Print every entry word for word, but omit the pictures.

========================================================================

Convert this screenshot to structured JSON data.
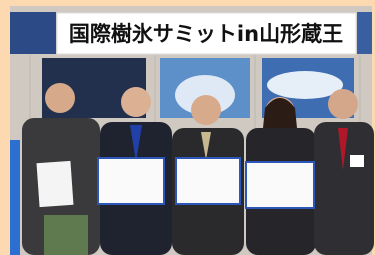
{
  "banner": {
    "text": "国際樹氷サミットin山形蔵王"
  }
}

========================================================================

* [SOLUTION TO THE PROBLEM]
Convert this screenshot to structured JSON data.
{
  "banner": {
    "text": "国際樹氷サミットin山形蔵王"
  }
}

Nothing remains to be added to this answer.